(Records from a dataset)
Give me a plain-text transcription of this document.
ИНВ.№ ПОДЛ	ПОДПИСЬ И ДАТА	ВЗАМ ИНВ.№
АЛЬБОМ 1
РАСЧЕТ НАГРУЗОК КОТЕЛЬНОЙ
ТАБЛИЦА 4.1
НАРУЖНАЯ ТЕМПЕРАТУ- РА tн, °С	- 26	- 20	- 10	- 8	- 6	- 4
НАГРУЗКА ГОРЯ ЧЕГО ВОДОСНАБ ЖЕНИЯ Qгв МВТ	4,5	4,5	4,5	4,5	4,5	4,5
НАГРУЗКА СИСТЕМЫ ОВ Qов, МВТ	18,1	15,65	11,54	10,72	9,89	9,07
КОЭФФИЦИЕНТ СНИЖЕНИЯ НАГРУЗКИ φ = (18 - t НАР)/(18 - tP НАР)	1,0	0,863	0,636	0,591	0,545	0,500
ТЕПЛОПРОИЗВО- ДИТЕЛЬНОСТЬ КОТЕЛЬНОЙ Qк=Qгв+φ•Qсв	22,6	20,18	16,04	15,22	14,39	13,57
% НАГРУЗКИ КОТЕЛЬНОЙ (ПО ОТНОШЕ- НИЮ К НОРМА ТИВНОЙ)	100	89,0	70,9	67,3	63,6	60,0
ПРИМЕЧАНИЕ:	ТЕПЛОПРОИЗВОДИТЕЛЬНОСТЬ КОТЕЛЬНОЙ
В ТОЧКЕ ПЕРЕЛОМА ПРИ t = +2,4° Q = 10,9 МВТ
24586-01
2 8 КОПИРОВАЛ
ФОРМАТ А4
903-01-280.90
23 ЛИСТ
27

__The problem__: Transcribe the entire listing above precisely.

__Task result__:
Give me a plain-text transcription of this document.
ИНВ.№ ПОДЛ	ПОДПИСЬ И ДАТА	ВЗАМ ИНВ.№
АЛЬБОМ 1
РАСЧЕТ НАГРУЗОК КОТЕЛЬНОЙ
ТАБЛИЦА 4.1
НАРУЖНАЯ ТЕМПЕРАТУ- РА tн, °С	- 26	- 20	- 10	- 8	- 6	- 4
НАГРУЗКА ГОРЯ ЧЕГО ВОДОСНАБ ЖЕНИЯ Qгв МВТ	4,5	4,5	4,5	4,5	4,5	4,5
НАГРУЗКА СИСТЕМЫ ОВ Qов, МВТ	18,1	15,65	11,54	10,72	9,89	9,07
КОЭФФИЦИЕНТ СНИЖЕНИЯ НАГРУЗКИ φ = (18 - t НАР)/(18 - tP НАР)	1,0	0,863	0,636	0,591	0,545	0,500
ТЕПЛОПРОИЗВО- ДИТЕЛЬНОСТЬ КОТЕЛЬНОЙ Qк=Qгв+φ•Qсв	22,6	20,18	16,04	15,22	14,39	13,57
% НАГРУЗКИ КОТЕЛЬНОЙ (ПО ОТНОШЕ- НИЮ К НОРМА ТИВНОЙ)	100	89,0	70,9	67,3	63,6	60,0
ПРИМЕЧАНИЕ:	ТЕПЛОПРОИЗВОДИТЕЛЬНОСТЬ КОТЕЛЬНОЙ
В ТОЧКЕ ПЕРЕЛОМА ПРИ t = +2,4° Q = 10,9 МВТ
24586-01
2 8 КОПИРОВАЛ
ФОРМАТ А4
903-01-280.90
23 ЛИСТ
27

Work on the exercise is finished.